Below are some entries. Work out how many of their lines hold the word "Sachschäden", and write that number alone.

* [Given entries]:
————————

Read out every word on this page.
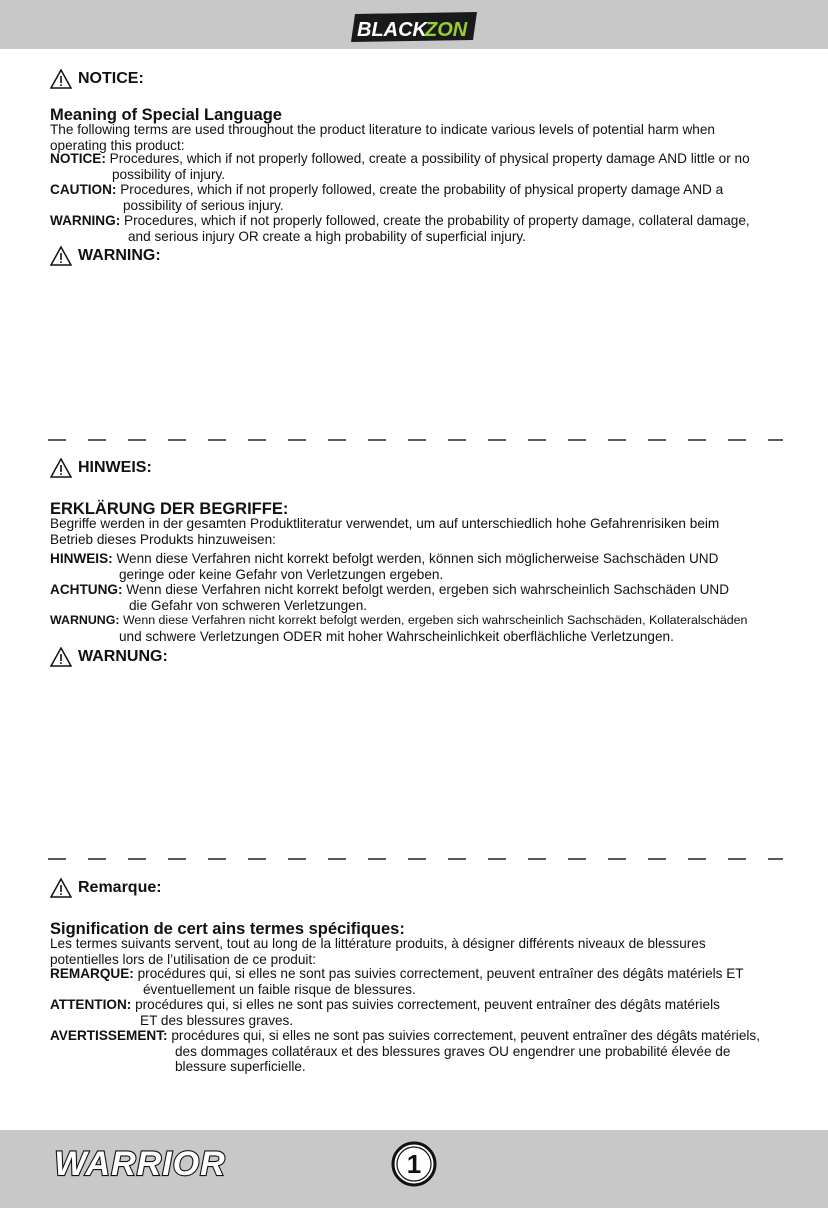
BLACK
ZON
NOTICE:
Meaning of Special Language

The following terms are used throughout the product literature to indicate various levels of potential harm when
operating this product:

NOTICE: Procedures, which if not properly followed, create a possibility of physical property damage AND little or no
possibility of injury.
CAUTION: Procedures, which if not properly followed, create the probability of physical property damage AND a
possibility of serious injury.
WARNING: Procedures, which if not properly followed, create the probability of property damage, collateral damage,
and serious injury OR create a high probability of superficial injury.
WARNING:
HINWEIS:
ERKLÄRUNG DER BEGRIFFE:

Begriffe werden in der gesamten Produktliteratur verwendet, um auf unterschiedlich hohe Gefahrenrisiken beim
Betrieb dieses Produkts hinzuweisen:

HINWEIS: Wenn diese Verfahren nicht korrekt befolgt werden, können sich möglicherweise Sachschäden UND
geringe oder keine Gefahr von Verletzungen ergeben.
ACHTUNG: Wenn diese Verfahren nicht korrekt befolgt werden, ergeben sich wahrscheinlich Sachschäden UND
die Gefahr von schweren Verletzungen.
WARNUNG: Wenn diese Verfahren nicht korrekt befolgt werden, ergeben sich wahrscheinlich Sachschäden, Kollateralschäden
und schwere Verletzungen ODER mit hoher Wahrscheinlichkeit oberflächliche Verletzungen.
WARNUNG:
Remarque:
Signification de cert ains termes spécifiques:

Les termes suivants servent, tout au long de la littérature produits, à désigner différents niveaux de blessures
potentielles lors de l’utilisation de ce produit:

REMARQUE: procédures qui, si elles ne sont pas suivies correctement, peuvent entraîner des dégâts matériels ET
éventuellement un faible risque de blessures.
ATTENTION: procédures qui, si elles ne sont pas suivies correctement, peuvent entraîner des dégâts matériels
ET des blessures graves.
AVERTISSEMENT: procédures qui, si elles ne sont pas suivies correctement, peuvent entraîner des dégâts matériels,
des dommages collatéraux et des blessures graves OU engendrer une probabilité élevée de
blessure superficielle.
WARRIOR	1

————————

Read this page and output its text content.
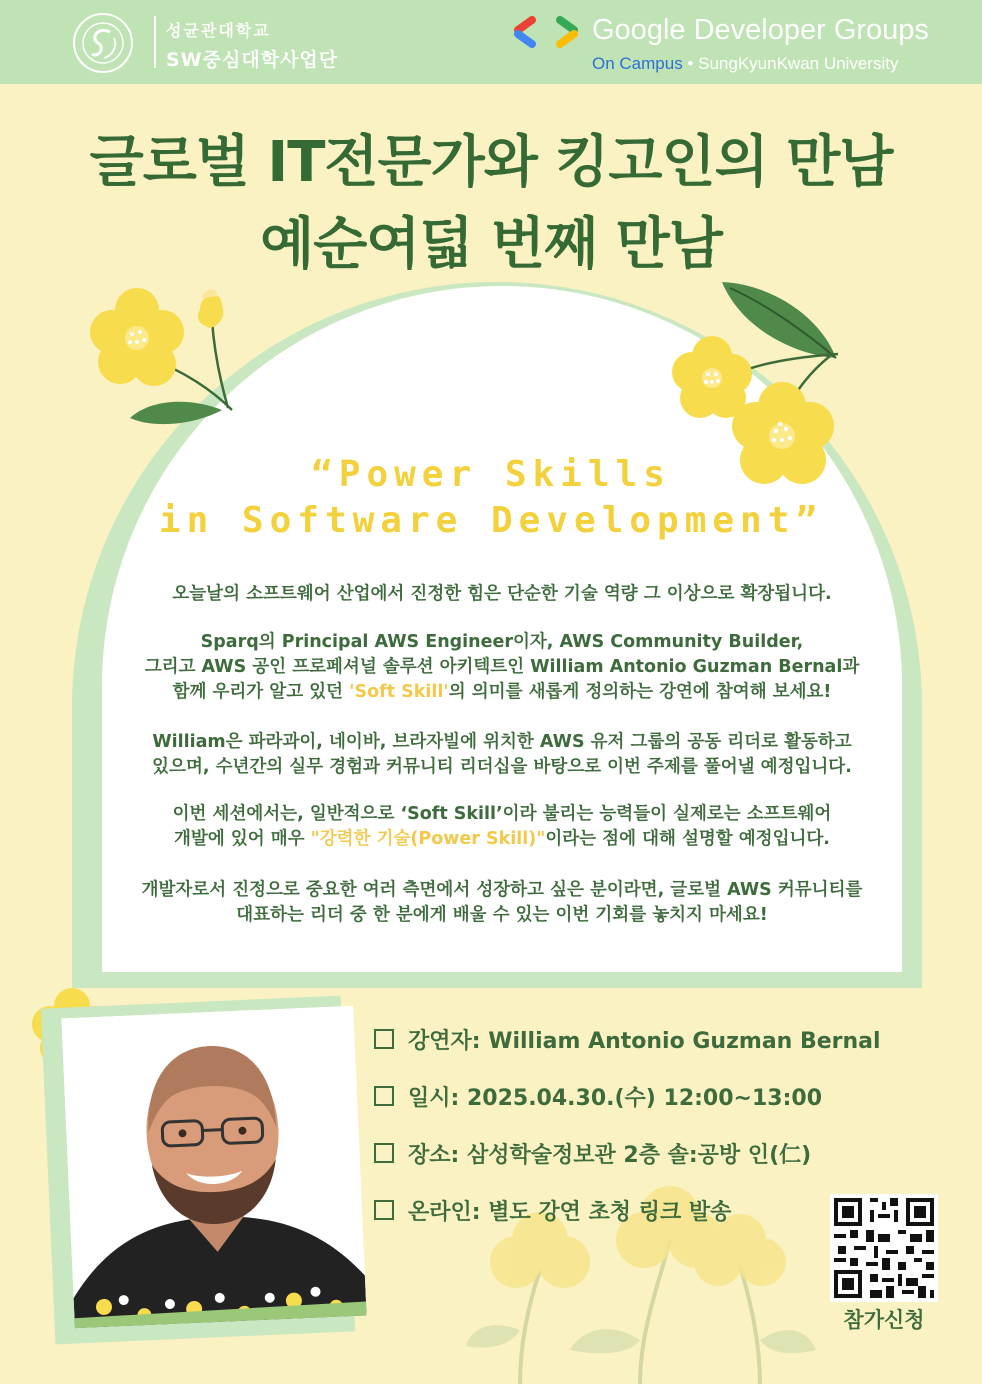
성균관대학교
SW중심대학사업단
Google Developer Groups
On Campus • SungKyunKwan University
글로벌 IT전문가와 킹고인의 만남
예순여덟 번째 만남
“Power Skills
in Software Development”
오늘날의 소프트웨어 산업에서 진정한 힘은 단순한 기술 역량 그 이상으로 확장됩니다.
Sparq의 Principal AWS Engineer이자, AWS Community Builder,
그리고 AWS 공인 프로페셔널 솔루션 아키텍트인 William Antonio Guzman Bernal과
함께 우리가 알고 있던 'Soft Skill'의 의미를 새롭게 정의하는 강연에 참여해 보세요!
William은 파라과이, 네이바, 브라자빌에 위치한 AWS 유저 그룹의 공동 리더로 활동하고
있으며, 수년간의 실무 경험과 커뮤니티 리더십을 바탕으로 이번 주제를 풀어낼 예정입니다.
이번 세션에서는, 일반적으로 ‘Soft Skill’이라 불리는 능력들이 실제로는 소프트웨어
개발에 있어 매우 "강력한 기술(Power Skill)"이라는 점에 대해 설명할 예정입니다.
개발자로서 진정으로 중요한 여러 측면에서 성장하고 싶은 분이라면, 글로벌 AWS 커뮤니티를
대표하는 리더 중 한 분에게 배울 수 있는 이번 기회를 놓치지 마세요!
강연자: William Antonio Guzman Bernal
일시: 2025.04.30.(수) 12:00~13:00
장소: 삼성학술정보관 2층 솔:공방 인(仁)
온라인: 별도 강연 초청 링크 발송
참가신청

————————

* [Response]:
3